Write the records below out in full, character for character, with no pictures.

▸ **Task data**:
┏━━
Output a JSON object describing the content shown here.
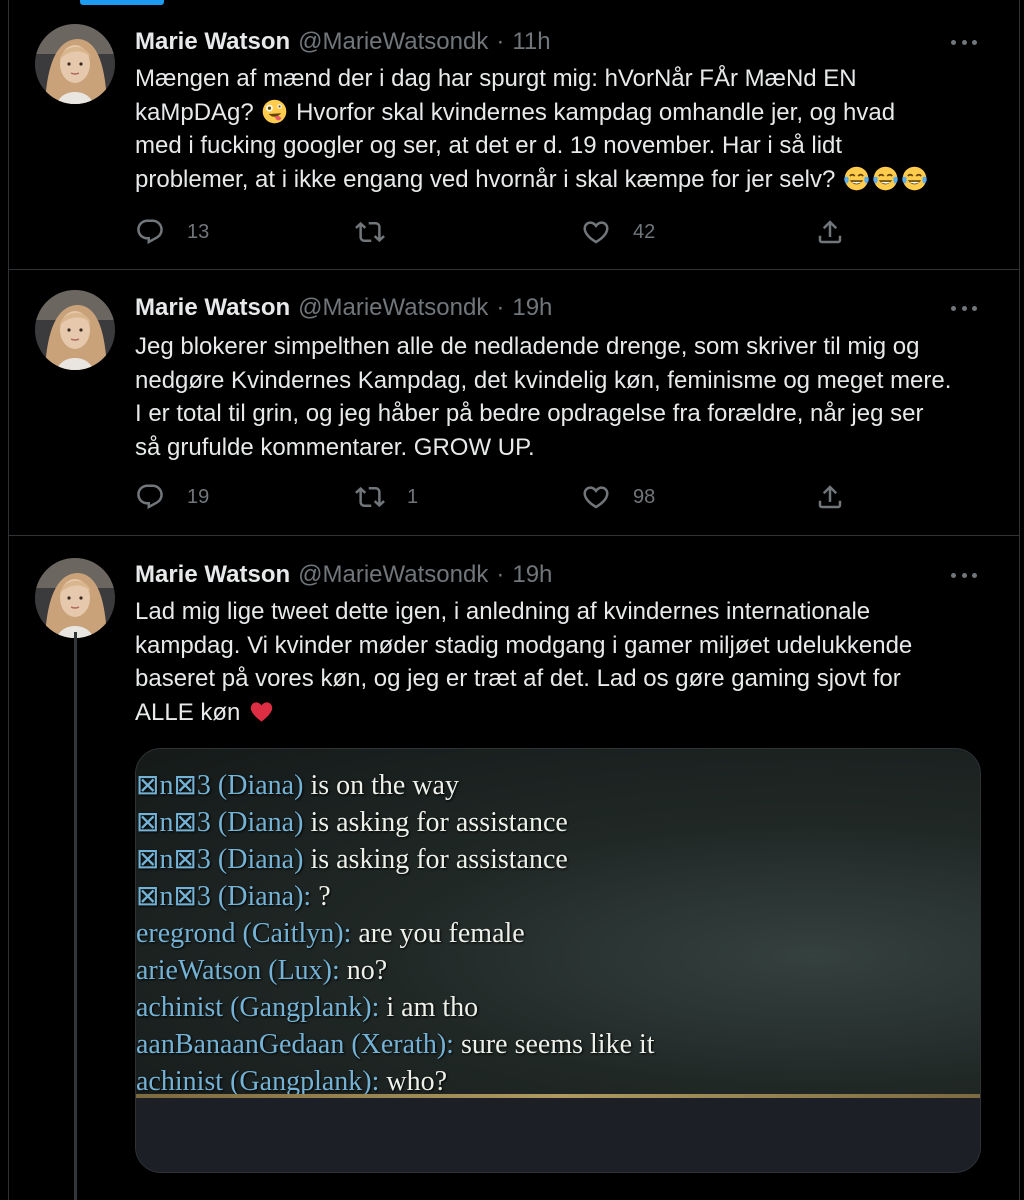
{
  "author": {
    "name": "Marie Watson",
    "handle": "@MarieWatsondk"
  },
  "separator": "·",
  "tweets": [
    {
      "time": "11h",
      "text_a": "Mængen af mænd der i dag har spurgt mig: hVorNår FÅr MæNd EN\nkaMpDAg?",
      "text_b": " Hvorfor skal kvindernes kampdag omhandle jer, og hvad\nmed i fucking googler og ser, at det er d. 19 november. Har i så lidt\nproblemer, at i ikke engang ved hvornår i skal kæmpe for jer selv? ",
      "emojis": [
        "zany-face-emoji",
        "tears-of-joy-emoji",
        "tears-of-joy-emoji",
        "tears-of-joy-emoji"
      ],
      "replies": "13",
      "retweets": "",
      "likes": "42"
    },
    {
      "time": "19h",
      "text": "Jeg blokerer simpelthen alle de nedladende drenge, som skriver til mig og\nnedgøre Kvindernes Kampdag, det kvindelig køn, feminisme og meget mere.\nI er total til grin, og jeg håber på bedre opdragelse fra forældre, når jeg ser\nså grufulde kommentarer. GROW UP.",
      "replies": "19",
      "retweets": "1",
      "likes": "98"
    },
    {
      "time": "19h",
      "text": "Lad mig lige tweet dette igen, i anledning af kvindernes internationale\nkampdag. Vi kvinder møder stadig modgang i gamer miljøet udelukkende\nbaseret på vores køn, og jeg er træt af det. Lad os gøre gaming sjovt for\nALLE køn ",
      "emoji": "red-heart-emoji",
      "image": {
        "chat": [
          {
            "name": "⊠n⊠3 (Diana)",
            "msg": " is on the way"
          },
          {
            "name": "⊠n⊠3 (Diana)",
            "msg": " is asking for assistance"
          },
          {
            "name": "⊠n⊠3 (Diana)",
            "msg": " is asking for assistance"
          },
          {
            "name": "⊠n⊠3 (Diana):",
            "msg": " ?"
          },
          {
            "name": "eregrond (Caitlyn):",
            "msg": " are you female"
          },
          {
            "name": "arieWatson (Lux):",
            "msg": " no?"
          },
          {
            "name": "achinist (Gangplank):",
            "msg": " i am tho"
          },
          {
            "name": "aanBanaanGedaan (Xerath):",
            "msg": " sure seems like it"
          },
          {
            "name": "achinist (Gangplank):",
            "msg": " who?"
          }
        ]
      }
    }
  ],
  "icons": {
    "reply": "reply-icon",
    "retweet": "retweet-icon",
    "like": "heart-icon",
    "share": "share-icon",
    "more": "more-icon"
  },
  "colors": {
    "background": "#000000",
    "text": "#e7e9ea",
    "secondary": "#71767b",
    "border": "#2f3336",
    "accent": "#1d9bf0",
    "chat_name": "#74b3d6"
  }
}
┗━━
▸ **Exercise answer**:
Output a JSON object describing the content shown here.
{
  "author": {
    "name": "Marie Watson",
    "handle": "@MarieWatsondk"
  },
  "separator": "·",
  "tweets": [
    {
      "time": "11h",
      "text_a": "Mængen af mænd der i dag har spurgt mig: hVorNår FÅr MæNd EN\nkaMpDAg?",
      "text_b": " Hvorfor skal kvindernes kampdag omhandle jer, og hvad\nmed i fucking googler og ser, at det er d. 19 november. Har i så lidt\nproblemer, at i ikke engang ved hvornår i skal kæmpe for jer selv? ",
      "emojis": [
        "zany-face-emoji",
        "tears-of-joy-emoji",
        "tears-of-joy-emoji",
        "tears-of-joy-emoji"
      ],
      "replies": "13",
      "retweets": "",
      "likes": "42"
    },
    {
      "time": "19h",
      "text": "Jeg blokerer simpelthen alle de nedladende drenge, som skriver til mig og\nnedgøre Kvindernes Kampdag, det kvindelig køn, feminisme og meget mere.\nI er total til grin, og jeg håber på bedre opdragelse fra forældre, når jeg ser\nså grufulde kommentarer. GROW UP.",
      "replies": "19",
      "retweets": "1",
      "likes": "98"
    },
    {
      "time": "19h",
      "text": "Lad mig lige tweet dette igen, i anledning af kvindernes internationale\nkampdag. Vi kvinder møder stadig modgang i gamer miljøet udelukkende\nbaseret på vores køn, og jeg er træt af det. Lad os gøre gaming sjovt for\nALLE køn ",
      "emoji": "red-heart-emoji",
      "image": {
        "chat": [
          {
            "name": "⊠n⊠3 (Diana)",
            "msg": " is on the way"
          },
          {
            "name": "⊠n⊠3 (Diana)",
            "msg": " is asking for assistance"
          },
          {
            "name": "⊠n⊠3 (Diana)",
            "msg": " is asking for assistance"
          },
          {
            "name": "⊠n⊠3 (Diana):",
            "msg": " ?"
          },
          {
            "name": "eregrond (Caitlyn):",
            "msg": " are you female"
          },
          {
            "name": "arieWatson (Lux):",
            "msg": " no?"
          },
          {
            "name": "achinist (Gangplank):",
            "msg": " i am tho"
          },
          {
            "name": "aanBanaanGedaan (Xerath):",
            "msg": " sure seems like it"
          },
          {
            "name": "achinist (Gangplank):",
            "msg": " who?"
          }
        ]
      }
    }
  ],
  "icons": {
    "reply": "reply-icon",
    "retweet": "retweet-icon",
    "like": "heart-icon",
    "share": "share-icon",
    "more": "more-icon"
  },
  "colors": {
    "background": "#000000",
    "text": "#e7e9ea",
    "secondary": "#71767b",
    "border": "#2f3336",
    "accent": "#1d9bf0",
    "chat_name": "#74b3d6"
  }
}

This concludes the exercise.